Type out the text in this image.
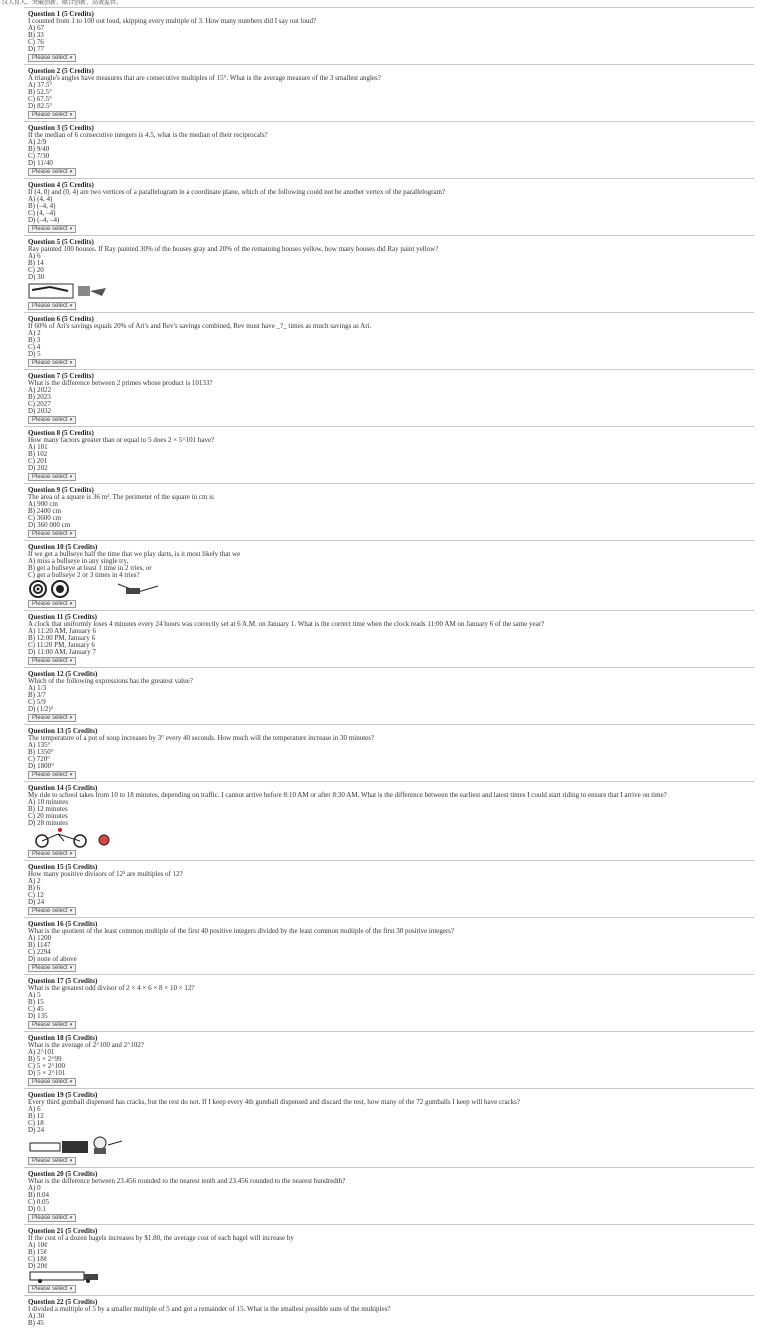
汉人育人、突破创新、联合创新、高效监管。
Question 1 (5 Credits)
I counted from 1 to 100 out loud, skipping every multiple of 3. How many numbers did I say out loud?
A) 67
B) 33
C) 76
D) 77
Please select ▾
Question 2 (5 Credits)
A triangle's angles have measures that are consecutive multiples of 15°. What is the average measure of the 3 smallest angles?
A) 37.5°
B) 52.5°
C) 67.5°
D) 82.5°
Please select ▾
Question 3 (5 Credits)
If the median of 6 consecutive integers is 4.5, what is the median of their reciprocals?
A) 2/9
B) 9/40
C) 7/30
D) 11/40
Please select ▾
Question 4 (5 Credits)
If (4, 0) and (0, 4) are two vertices of a parallelogram in a coordinate plane, which of the following could not be another vertex of the parallelogram?
A) (4, 4)
B) (–4, 4)
C) (4, –4)
D) (–4, –4)
Please select ▾
Question 5 (5 Credits)
Ray painted 100 houses. If Ray painted 30% of the houses gray and 20% of the remaining houses yellow, how many houses did Ray paint yellow?
A) 6
B) 14
C) 20
D) 30
Please select ▾
Question 6 (5 Credits)
If 60% of Ari's savings equals 20% of Ari's and Rev's savings combined, Rev must have _?_ times as much savings as Ari.
A) 2
B) 3
C) 4
D) 5
Please select ▾
Question 7 (5 Credits)
What is the difference between 2 primes whose product is 10133?
A) 2022
B) 2023
C) 2027
D) 2032
Please select ▾
Question 8 (5 Credits)
How many factors greater than or equal to 5 does 2 × 5^101 have?
A) 101
B) 102
C) 201
D) 202
Please select ▾
Question 9 (5 Credits)
The area of a square is 36 m². The perimeter of the square in cm is
A) 900 cm
B) 2400 cm
C) 3600 cm
D) 360 000 cm
Please select ▾
Question 10 (5 Credits)
If we get a bullseye half the time that we play darts, is it most likely that we
A) miss a bullseye in any single try,
B) get a bullseye at least 1 time in 2 tries, or
C) get a bullseye 2 or 3 times in 4 tries?
Please select ▾
Question 11 (5 Credits)
A clock that uniformly loses 4 minutes every 24 hours was correctly set at 6 A.M. on January 1. What is the correct time when the clock reads 11:00 AM on January 6 of the same year?
A) 11:20 AM, January 6
B) 12:00 PM, January 6
C) 11:20 PM, January 6
D) 11:00 AM, January 7
Please select ▾
Question 12 (5 Credits)
Which of the following expressions has the greatest value?
A) 1/3
B) 3/7
C) 5/9
D) (1/2)²
Please select ▾
Question 13 (5 Credits)
The temperature of a pot of soup increases by 3° every 40 seconds. How much will the temperature increase in 30 minutes?
A) 135°
B) 1350°
C) 720°
D) 1800°
Please select ▾
Question 14 (5 Credits)
My ride to school takes from 10 to 18 minutes, depending on traffic. I cannot arrive before 8:10 AM or after 8:30 AM. What is the difference between the earliest and latest times I could start riding to ensure that I arrive on time?
A) 10 minutes
B) 12 minutes
C) 20 minutes
D) 28 minutes
Please select ▾
Question 15 (5 Credits)
How many positive divisors of 12² are multiples of 12?
A) 2
B) 6
C) 12
D) 24
Please select ▾
Question 16 (5 Credits)
What is the quotient of the least common multiple of the first 40 positive integers divided by the least common multiple of the first 30 positive integers?
A) 1200
B) 1147
C) 2294
D) none of above
Please select ▾
Question 17 (5 Credits)
What is the greatest odd divisor of 2 × 4 × 6 × 8 × 10 × 12?
A) 5
B) 15
C) 45
D) 135
Please select ▾
Question 18 (5 Credits)
What is the average of 2^100 and 2^102?
A) 2^101
B) 5 × 2^99
C) 5 × 2^100
D) 5 × 2^101
Please select ▾
Question 19 (5 Credits)
Every third gumball dispensed has cracks, but the rest do not. If I keep every 4th gumball dispensed and discard the rest, how many of the 72 gumballs I keep will have cracks?
A) 6
B) 12
C) 18
D) 24
Please select ▾
Question 20 (5 Credits)
What is the difference between 23.456 rounded to the nearest tenth and 23.456 rounded to the nearest hundredth?
A) 0
B) 0.04
C) 0.05
D) 0.1
Please select ▾
Question 21 (5 Credits)
If the cost of a dozen bagels increases by $1.80, the average cost of each bagel will increase by
A) 10¢
B) 15¢
C) 18¢
D) 20¢
Please select ▾
Question 22 (5 Credits)
I divided a multiple of 5 by a smaller multiple of 5 and got a remainder of 15. What is the smallest possible sum of the multiples?
A) 30
B) 45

------------------------------------------------

## TASK GOAL
What you return should match the records above word for word, minus the pictures.

## RIGHT ANSWER
Type out the text in this image.
汉人育人、突破创新、联合创新、高效监管。
Question 1 (5 Credits)
I counted from 1 to 100 out loud, skipping every multiple of 3. How many numbers did I say out loud?
A) 67
B) 33
C) 76
D) 77
Please select ▾
Question 2 (5 Credits)
A triangle's angles have measures that are consecutive multiples of 15°. What is the average measure of the 3 smallest angles?
A) 37.5°
B) 52.5°
C) 67.5°
D) 82.5°
Please select ▾
Question 3 (5 Credits)
If the median of 6 consecutive integers is 4.5, what is the median of their reciprocals?
A) 2/9
B) 9/40
C) 7/30
D) 11/40
Please select ▾
Question 4 (5 Credits)
If (4, 0) and (0, 4) are two vertices of a parallelogram in a coordinate plane, which of the following could not be another vertex of the parallelogram?
A) (4, 4)
B) (–4, 4)
C) (4, –4)
D) (–4, –4)
Please select ▾
Question 5 (5 Credits)
Ray painted 100 houses. If Ray painted 30% of the houses gray and 20% of the remaining houses yellow, how many houses did Ray paint yellow?
A) 6
B) 14
C) 20
D) 30
Please select ▾
Question 6 (5 Credits)
If 60% of Ari's savings equals 20% of Ari's and Rev's savings combined, Rev must have _?_ times as much savings as Ari.
A) 2
B) 3
C) 4
D) 5
Please select ▾
Question 7 (5 Credits)
What is the difference between 2 primes whose product is 10133?
A) 2022
B) 2023
C) 2027
D) 2032
Please select ▾
Question 8 (5 Credits)
How many factors greater than or equal to 5 does 2 × 5^101 have?
A) 101
B) 102
C) 201
D) 202
Please select ▾
Question 9 (5 Credits)
The area of a square is 36 m². The perimeter of the square in cm is
A) 900 cm
B) 2400 cm
C) 3600 cm
D) 360 000 cm
Please select ▾
Question 10 (5 Credits)
If we get a bullseye half the time that we play darts, is it most likely that we
A) miss a bullseye in any single try,
B) get a bullseye at least 1 time in 2 tries, or
C) get a bullseye 2 or 3 times in 4 tries?
Please select ▾
Question 11 (5 Credits)
A clock that uniformly loses 4 minutes every 24 hours was correctly set at 6 A.M. on January 1. What is the correct time when the clock reads 11:00 AM on January 6 of the same year?
A) 11:20 AM, January 6
B) 12:00 PM, January 6
C) 11:20 PM, January 6
D) 11:00 AM, January 7
Please select ▾
Question 12 (5 Credits)
Which of the following expressions has the greatest value?
A) 1/3
B) 3/7
C) 5/9
D) (1/2)²
Please select ▾
Question 13 (5 Credits)
The temperature of a pot of soup increases by 3° every 40 seconds. How much will the temperature increase in 30 minutes?
A) 135°
B) 1350°
C) 720°
D) 1800°
Please select ▾
Question 14 (5 Credits)
My ride to school takes from 10 to 18 minutes, depending on traffic. I cannot arrive before 8:10 AM or after 8:30 AM. What is the difference between the earliest and latest times I could start riding to ensure that I arrive on time?
A) 10 minutes
B) 12 minutes
C) 20 minutes
D) 28 minutes
Please select ▾
Question 15 (5 Credits)
How many positive divisors of 12² are multiples of 12?
A) 2
B) 6
C) 12
D) 24
Please select ▾
Question 16 (5 Credits)
What is the quotient of the least common multiple of the first 40 positive integers divided by the least common multiple of the first 30 positive integers?
A) 1200
B) 1147
C) 2294
D) none of above
Please select ▾
Question 17 (5 Credits)
What is the greatest odd divisor of 2 × 4 × 6 × 8 × 10 × 12?
A) 5
B) 15
C) 45
D) 135
Please select ▾
Question 18 (5 Credits)
What is the average of 2^100 and 2^102?
A) 2^101
B) 5 × 2^99
C) 5 × 2^100
D) 5 × 2^101
Please select ▾
Question 19 (5 Credits)
Every third gumball dispensed has cracks, but the rest do not. If I keep every 4th gumball dispensed and discard the rest, how many of the 72 gumballs I keep will have cracks?
A) 6
B) 12
C) 18
D) 24
Please select ▾
Question 20 (5 Credits)
What is the difference between 23.456 rounded to the nearest tenth and 23.456 rounded to the nearest hundredth?
A) 0
B) 0.04
C) 0.05
D) 0.1
Please select ▾
Question 21 (5 Credits)
If the cost of a dozen bagels increases by $1.80, the average cost of each bagel will increase by
A) 10¢
B) 15¢
C) 18¢
D) 20¢
Please select ▾
Question 22 (5 Credits)
I divided a multiple of 5 by a smaller multiple of 5 and got a remainder of 15. What is the smallest possible sum of the multiples?
A) 30
B) 45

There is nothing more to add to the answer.